— start Supplied material —
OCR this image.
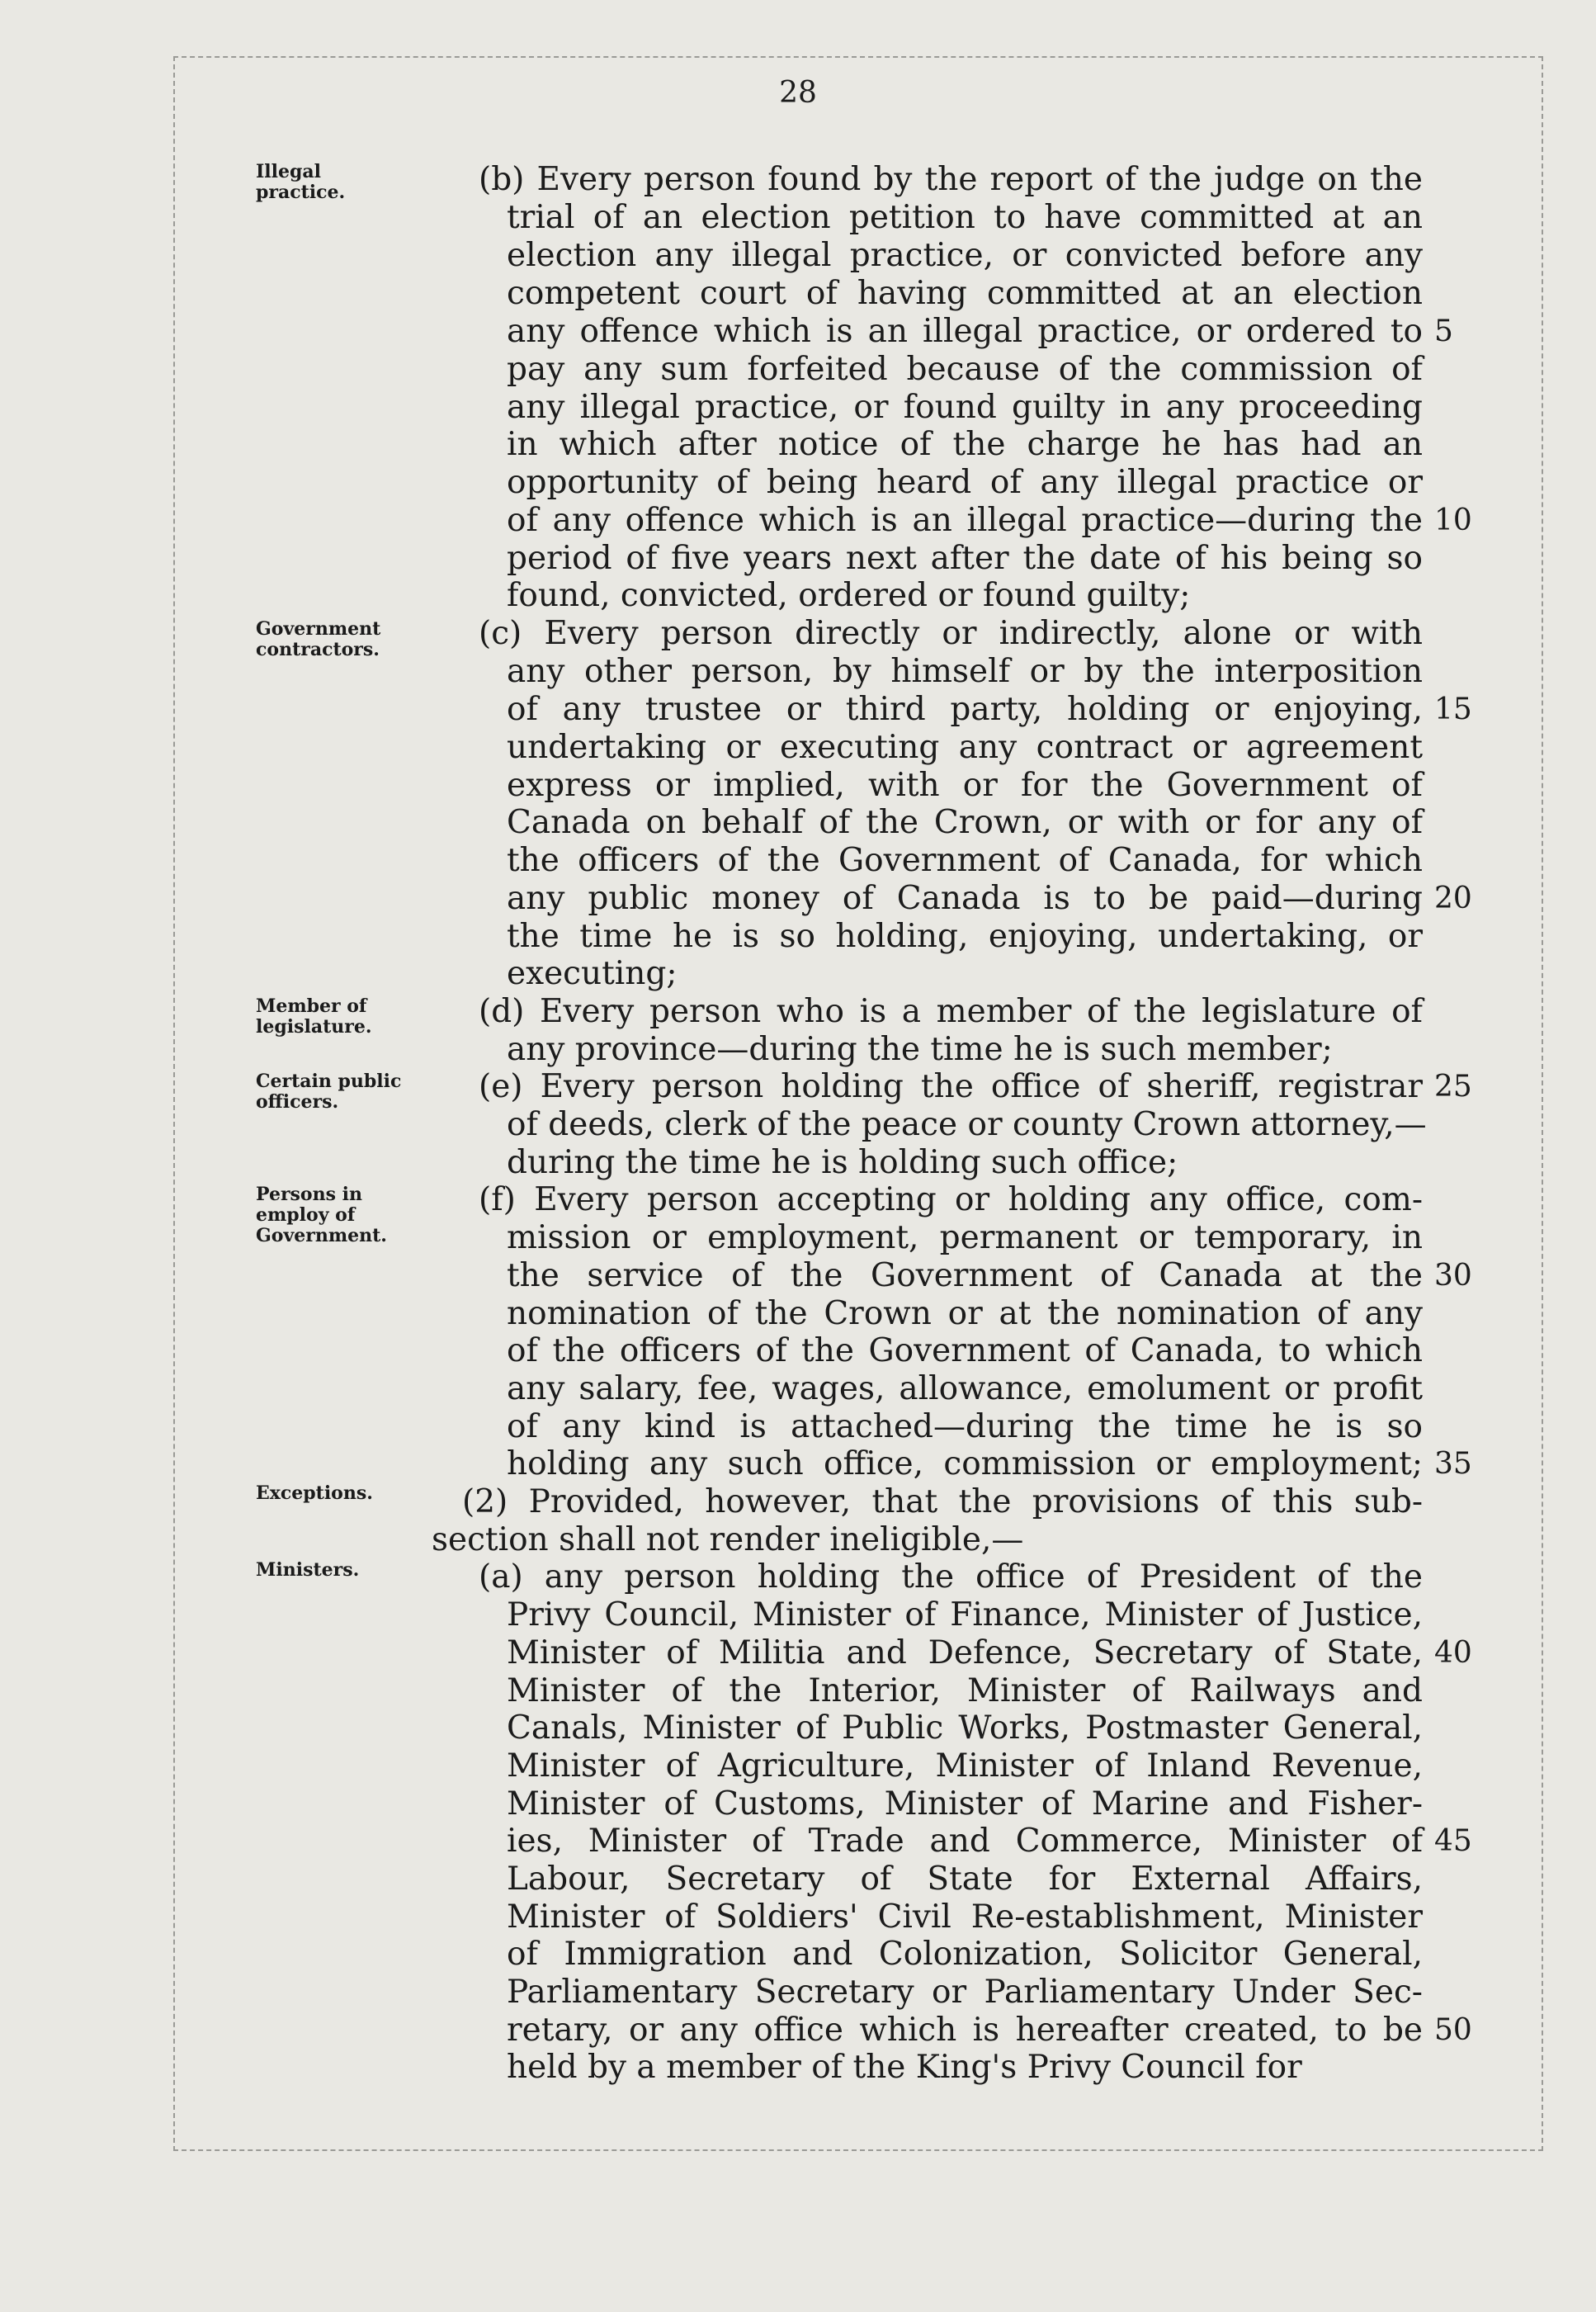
28
Illegal
practice.
Government
contractors.
Member of
legislature.
Certain public
officers.
Persons in
employ of
Government.
Exceptions.
Ministers.
(b) Every person found by the report of the judge on the
trial of an election petition to have committed at an
election any illegal practice, or convicted before any
competent court of having committed at an election
any offence which is an illegal practice, or ordered to
pay any sum forfeited because of the commission of
any illegal practice, or found guilty in any proceeding
in which after notice of the charge he has had an
opportunity of being heard of any illegal practice or
of any offence which is an illegal practice—during the
period of five years next after the date of his being so
found, convicted, ordered or found guilty;
(c) Every person directly or indirectly, alone or with
any other person, by himself or by the interposition
of any trustee or third party, holding or enjoying,
undertaking or executing any contract or agreement
express or implied, with or for the Government of
Canada on behalf of the Crown, or with or for any of
the officers of the Government of Canada, for which
any public money of Canada is to be paid—during
the time he is so holding, enjoying, undertaking, or
executing;
(d) Every person who is a member of the legislature of
any province—during the time he is such member;
(e) Every person holding the office of sheriff, registrar
of deeds, clerk of the peace or county Crown attorney,—
during the time he is holding such office;
(f) Every person accepting or holding any office, com-
mission or employment, permanent or temporary, in
the service of the Government of Canada at the
nomination of the Crown or at the nomination of any
of the officers of the Government of Canada, to which
any salary, fee, wages, allowance, emolument or profit
of any kind is attached—during the time he is so
holding any such office, commission or employment;
(2) Provided, however, that the provisions of this sub-
section shall not render ineligible,—
(a) any person holding the office of President of the
Privy Council, Minister of Finance, Minister of Justice,
Minister of Militia and Defence, Secretary of State,
Minister of the Interior, Minister of Railways and
Canals, Minister of Public Works, Postmaster General,
Minister of Agriculture, Minister of Inland Revenue,
Minister of Customs, Minister of Marine and Fisher-
ies, Minister of Trade and Commerce, Minister of
Labour, Secretary of State for External Affairs,
Minister of Soldiers' Civil Re-establishment, Minister
of Immigration and Colonization, Solicitor General,
Parliamentary Secretary or Parliamentary Under Sec-
retary, or any office which is hereafter created, to be
held by a member of the King's Privy Council for
5
10
15
20
25
30
35
40
45
50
— end Supplied material —
Apart from the pictures, the entries above are to be repeated in full and exactly.

OCR this image.
28
Illegal
practice.
Government
contractors.
Member of
legislature.
Certain public
officers.
Persons in
employ of
Government.
Exceptions.
Ministers.
(b) Every person found by the report of the judge on the
trial of an election petition to have committed at an
election any illegal practice, or convicted before any
competent court of having committed at an election
any offence which is an illegal practice, or ordered to
pay any sum forfeited because of the commission of
any illegal practice, or found guilty in any proceeding
in which after notice of the charge he has had an
opportunity of being heard of any illegal practice or
of any offence which is an illegal practice—during the
period of five years next after the date of his being so
found, convicted, ordered or found guilty;
(c) Every person directly or indirectly, alone or with
any other person, by himself or by the interposition
of any trustee or third party, holding or enjoying,
undertaking or executing any contract or agreement
express or implied, with or for the Government of
Canada on behalf of the Crown, or with or for any of
the officers of the Government of Canada, for which
any public money of Canada is to be paid—during
the time he is so holding, enjoying, undertaking, or
executing;
(d) Every person who is a member of the legislature of
any province—during the time he is such member;
(e) Every person holding the office of sheriff, registrar
of deeds, clerk of the peace or county Crown attorney,—
during the time he is holding such office;
(f) Every person accepting or holding any office, com-
mission or employment, permanent or temporary, in
the service of the Government of Canada at the
nomination of the Crown or at the nomination of any
of the officers of the Government of Canada, to which
any salary, fee, wages, allowance, emolument or profit
of any kind is attached—during the time he is so
holding any such office, commission or employment;
(2) Provided, however, that the provisions of this sub-
section shall not render ineligible,—
(a) any person holding the office of President of the
Privy Council, Minister of Finance, Minister of Justice,
Minister of Militia and Defence, Secretary of State,
Minister of the Interior, Minister of Railways and
Canals, Minister of Public Works, Postmaster General,
Minister of Agriculture, Minister of Inland Revenue,
Minister of Customs, Minister of Marine and Fisher-
ies, Minister of Trade and Commerce, Minister of
Labour, Secretary of State for External Affairs,
Minister of Soldiers' Civil Re-establishment, Minister
of Immigration and Colonization, Solicitor General,
Parliamentary Secretary or Parliamentary Under Sec-
retary, or any office which is hereafter created, to be
held by a member of the King's Privy Council for
5
10
15
20
25
30
35
40
45
50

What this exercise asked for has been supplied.